- [Stated problem]: Quote each record exactly, please, leaving none out.

====

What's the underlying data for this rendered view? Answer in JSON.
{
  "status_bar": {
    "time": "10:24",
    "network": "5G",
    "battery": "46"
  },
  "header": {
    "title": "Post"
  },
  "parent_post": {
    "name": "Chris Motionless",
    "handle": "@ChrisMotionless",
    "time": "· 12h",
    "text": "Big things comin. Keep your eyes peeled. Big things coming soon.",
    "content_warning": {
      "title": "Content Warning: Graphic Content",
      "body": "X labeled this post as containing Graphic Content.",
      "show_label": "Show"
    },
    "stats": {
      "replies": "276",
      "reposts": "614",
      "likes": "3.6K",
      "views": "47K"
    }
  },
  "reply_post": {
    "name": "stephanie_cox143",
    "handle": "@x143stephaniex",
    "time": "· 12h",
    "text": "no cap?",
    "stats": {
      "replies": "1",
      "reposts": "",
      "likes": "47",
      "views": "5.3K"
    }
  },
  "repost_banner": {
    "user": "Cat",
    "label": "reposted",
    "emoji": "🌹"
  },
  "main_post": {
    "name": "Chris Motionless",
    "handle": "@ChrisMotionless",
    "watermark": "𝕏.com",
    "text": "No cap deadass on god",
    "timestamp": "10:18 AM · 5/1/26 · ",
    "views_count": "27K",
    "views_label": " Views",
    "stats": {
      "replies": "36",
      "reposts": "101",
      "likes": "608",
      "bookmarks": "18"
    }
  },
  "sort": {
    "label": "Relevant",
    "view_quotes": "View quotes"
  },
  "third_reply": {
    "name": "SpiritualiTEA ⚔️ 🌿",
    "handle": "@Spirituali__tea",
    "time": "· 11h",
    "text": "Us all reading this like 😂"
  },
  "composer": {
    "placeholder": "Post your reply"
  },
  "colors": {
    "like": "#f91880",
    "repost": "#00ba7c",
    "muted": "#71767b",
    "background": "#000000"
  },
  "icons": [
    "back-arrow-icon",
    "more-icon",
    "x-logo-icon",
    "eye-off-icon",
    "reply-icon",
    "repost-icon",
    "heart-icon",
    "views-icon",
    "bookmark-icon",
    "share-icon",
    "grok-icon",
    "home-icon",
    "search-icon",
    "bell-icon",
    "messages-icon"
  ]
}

====

- [Finished exercise]:
What's the underlying data for this rendered view? Answer in JSON.
{
  "status_bar": {
    "time": "10:24",
    "network": "5G",
    "battery": "46"
  },
  "header": {
    "title": "Post"
  },
  "parent_post": {
    "name": "Chris Motionless",
    "handle": "@ChrisMotionless",
    "time": "· 12h",
    "text": "Big things comin. Keep your eyes peeled. Big things coming soon.",
    "content_warning": {
      "title": "Content Warning: Graphic Content",
      "body": "X labeled this post as containing Graphic Content.",
      "show_label": "Show"
    },
    "stats": {
      "replies": "276",
      "reposts": "614",
      "likes": "3.6K",
      "views": "47K"
    }
  },
  "reply_post": {
    "name": "stephanie_cox143",
    "handle": "@x143stephaniex",
    "time": "· 12h",
    "text": "no cap?",
    "stats": {
      "replies": "1",
      "reposts": "",
      "likes": "47",
      "views": "5.3K"
    }
  },
  "repost_banner": {
    "user": "Cat",
    "label": "reposted",
    "emoji": "🌹"
  },
  "main_post": {
    "name": "Chris Motionless",
    "handle": "@ChrisMotionless",
    "watermark": "𝕏.com",
    "text": "No cap deadass on god",
    "timestamp": "10:18 AM · 5/1/26 · ",
    "views_count": "27K",
    "views_label": " Views",
    "stats": {
      "replies": "36",
      "reposts": "101",
      "likes": "608",
      "bookmarks": "18"
    }
  },
  "sort": {
    "label": "Relevant",
    "view_quotes": "View quotes"
  },
  "third_reply": {
    "name": "SpiritualiTEA ⚔️ 🌿",
    "handle": "@Spirituali__tea",
    "time": "· 11h",
    "text": "Us all reading this like 😂"
  },
  "composer": {
    "placeholder": "Post your reply"
  },
  "colors": {
    "like": "#f91880",
    "repost": "#00ba7c",
    "muted": "#71767b",
    "background": "#000000"
  },
  "icons": [
    "back-arrow-icon",
    "more-icon",
    "x-logo-icon",
    "eye-off-icon",
    "reply-icon",
    "repost-icon",
    "heart-icon",
    "views-icon",
    "bookmark-icon",
    "share-icon",
    "grok-icon",
    "home-icon",
    "search-icon",
    "bell-icon",
    "messages-icon"
  ]
}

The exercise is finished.